To be done
Scan the entries below and extract each line with the word "Core" in it.

[Figure collection entries]

## BEGIN

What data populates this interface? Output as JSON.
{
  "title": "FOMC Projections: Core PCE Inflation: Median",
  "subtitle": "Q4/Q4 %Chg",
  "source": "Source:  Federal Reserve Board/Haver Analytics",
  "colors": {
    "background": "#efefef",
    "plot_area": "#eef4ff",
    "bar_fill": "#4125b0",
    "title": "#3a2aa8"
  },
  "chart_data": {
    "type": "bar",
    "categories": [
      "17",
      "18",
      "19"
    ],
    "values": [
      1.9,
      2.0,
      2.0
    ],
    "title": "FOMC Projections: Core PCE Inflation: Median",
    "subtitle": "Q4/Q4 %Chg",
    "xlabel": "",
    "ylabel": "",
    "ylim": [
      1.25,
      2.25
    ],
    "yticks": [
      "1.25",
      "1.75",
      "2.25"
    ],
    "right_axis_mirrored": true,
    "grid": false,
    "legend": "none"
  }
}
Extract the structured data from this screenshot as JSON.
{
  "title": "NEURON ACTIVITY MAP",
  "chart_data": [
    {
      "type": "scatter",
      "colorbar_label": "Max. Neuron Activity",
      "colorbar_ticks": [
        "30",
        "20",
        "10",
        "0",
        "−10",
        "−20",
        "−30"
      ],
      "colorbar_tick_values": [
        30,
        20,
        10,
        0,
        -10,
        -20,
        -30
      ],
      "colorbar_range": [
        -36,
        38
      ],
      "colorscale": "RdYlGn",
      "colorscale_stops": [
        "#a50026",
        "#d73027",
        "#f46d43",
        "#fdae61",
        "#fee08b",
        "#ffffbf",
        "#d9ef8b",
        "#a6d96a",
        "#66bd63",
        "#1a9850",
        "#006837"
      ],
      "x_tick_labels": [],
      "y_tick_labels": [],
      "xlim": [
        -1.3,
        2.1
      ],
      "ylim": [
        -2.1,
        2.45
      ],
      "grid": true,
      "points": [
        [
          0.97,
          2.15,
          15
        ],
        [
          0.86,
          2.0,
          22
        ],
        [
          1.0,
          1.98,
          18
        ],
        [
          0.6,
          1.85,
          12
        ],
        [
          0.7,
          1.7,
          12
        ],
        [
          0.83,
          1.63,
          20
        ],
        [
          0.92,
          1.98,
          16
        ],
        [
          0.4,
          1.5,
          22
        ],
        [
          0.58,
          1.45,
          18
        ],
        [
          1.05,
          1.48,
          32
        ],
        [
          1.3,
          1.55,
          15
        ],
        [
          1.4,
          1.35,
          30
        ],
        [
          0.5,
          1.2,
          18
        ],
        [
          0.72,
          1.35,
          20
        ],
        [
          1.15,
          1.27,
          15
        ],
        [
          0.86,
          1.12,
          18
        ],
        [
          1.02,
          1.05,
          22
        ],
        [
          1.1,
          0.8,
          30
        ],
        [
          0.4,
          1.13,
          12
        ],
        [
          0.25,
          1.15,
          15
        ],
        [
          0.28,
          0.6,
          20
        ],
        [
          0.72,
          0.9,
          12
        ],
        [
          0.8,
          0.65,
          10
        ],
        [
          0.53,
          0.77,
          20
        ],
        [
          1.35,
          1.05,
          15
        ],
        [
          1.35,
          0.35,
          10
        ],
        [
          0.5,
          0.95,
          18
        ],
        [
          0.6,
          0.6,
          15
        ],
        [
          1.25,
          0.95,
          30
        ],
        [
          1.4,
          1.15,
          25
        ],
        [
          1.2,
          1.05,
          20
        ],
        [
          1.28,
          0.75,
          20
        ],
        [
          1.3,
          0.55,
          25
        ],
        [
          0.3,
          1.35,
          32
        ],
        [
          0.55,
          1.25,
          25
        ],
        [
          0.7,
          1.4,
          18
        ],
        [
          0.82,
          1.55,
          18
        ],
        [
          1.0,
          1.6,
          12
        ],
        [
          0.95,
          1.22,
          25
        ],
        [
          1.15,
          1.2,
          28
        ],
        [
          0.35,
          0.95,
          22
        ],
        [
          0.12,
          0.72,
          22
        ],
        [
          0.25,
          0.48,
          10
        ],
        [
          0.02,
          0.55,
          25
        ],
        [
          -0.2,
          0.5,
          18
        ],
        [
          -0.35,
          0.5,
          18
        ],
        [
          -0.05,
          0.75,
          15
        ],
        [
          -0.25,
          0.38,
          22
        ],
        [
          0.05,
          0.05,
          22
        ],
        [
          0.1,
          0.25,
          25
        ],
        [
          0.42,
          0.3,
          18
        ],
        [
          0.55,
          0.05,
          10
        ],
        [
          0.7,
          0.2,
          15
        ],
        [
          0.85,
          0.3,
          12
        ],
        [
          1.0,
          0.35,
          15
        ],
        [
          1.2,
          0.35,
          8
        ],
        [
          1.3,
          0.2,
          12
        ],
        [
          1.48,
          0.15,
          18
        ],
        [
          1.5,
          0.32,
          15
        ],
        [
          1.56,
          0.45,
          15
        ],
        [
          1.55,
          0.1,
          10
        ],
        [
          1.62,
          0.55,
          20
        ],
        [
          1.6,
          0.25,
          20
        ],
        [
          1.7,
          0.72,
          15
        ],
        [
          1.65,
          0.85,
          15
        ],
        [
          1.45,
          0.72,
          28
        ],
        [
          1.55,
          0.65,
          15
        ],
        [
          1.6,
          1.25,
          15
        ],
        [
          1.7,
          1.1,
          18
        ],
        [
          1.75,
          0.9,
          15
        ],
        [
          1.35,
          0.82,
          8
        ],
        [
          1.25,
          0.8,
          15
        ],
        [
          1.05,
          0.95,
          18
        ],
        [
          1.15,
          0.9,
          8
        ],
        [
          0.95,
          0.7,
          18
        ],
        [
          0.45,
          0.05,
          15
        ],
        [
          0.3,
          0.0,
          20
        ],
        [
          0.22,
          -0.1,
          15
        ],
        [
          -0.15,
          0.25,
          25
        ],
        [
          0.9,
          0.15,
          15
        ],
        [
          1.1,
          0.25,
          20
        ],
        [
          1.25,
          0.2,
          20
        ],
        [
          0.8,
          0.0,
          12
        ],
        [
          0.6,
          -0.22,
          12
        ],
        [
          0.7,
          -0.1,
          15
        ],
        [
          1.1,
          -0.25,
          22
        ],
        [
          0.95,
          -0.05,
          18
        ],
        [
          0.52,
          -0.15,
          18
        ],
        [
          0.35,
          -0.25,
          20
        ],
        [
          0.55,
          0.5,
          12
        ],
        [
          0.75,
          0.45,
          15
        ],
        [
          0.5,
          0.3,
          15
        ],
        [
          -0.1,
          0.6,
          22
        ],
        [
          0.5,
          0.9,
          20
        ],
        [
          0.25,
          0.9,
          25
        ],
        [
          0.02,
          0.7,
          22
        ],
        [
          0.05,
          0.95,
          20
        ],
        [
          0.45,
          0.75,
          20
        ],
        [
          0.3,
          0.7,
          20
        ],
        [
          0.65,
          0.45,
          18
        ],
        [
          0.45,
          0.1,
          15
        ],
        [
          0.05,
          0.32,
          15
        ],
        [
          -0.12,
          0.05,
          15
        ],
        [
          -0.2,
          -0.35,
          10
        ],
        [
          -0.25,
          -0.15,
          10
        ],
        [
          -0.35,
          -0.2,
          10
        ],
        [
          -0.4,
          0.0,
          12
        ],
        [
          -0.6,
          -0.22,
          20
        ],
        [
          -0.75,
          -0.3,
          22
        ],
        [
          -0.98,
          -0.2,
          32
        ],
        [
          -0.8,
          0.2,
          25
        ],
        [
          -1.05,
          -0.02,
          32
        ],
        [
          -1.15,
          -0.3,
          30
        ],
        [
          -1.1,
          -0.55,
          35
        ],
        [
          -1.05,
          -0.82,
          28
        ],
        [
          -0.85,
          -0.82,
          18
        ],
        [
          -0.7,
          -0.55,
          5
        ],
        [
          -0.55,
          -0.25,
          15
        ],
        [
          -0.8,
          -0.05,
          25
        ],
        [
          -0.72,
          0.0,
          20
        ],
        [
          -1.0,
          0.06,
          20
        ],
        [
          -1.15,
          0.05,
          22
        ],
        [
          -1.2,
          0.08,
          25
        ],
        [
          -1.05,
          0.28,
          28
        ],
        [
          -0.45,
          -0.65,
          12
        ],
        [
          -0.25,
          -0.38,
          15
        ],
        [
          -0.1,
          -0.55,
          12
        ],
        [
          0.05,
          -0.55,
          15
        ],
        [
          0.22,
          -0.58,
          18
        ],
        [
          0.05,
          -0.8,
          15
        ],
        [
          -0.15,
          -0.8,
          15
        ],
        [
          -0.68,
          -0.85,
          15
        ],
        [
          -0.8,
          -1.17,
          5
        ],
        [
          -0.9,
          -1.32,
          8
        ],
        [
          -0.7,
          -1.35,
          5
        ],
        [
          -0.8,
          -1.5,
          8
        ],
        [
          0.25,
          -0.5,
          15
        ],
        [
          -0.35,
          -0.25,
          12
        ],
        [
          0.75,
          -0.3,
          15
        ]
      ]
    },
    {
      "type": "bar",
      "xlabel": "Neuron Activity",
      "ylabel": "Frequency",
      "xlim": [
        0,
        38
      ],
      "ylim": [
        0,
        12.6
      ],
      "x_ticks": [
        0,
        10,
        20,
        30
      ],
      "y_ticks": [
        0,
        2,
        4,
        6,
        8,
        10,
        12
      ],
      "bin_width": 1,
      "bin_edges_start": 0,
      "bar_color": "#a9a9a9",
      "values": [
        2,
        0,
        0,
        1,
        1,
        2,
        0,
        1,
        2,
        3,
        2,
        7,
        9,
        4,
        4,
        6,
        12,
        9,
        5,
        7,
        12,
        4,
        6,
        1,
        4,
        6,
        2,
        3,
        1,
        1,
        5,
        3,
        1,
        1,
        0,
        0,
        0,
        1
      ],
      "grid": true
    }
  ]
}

## END

Output for this task
  "title": "FOMC Projections: Core PCE Inflation: Median",
    "title": "FOMC Projections: Core PCE Inflation: Median",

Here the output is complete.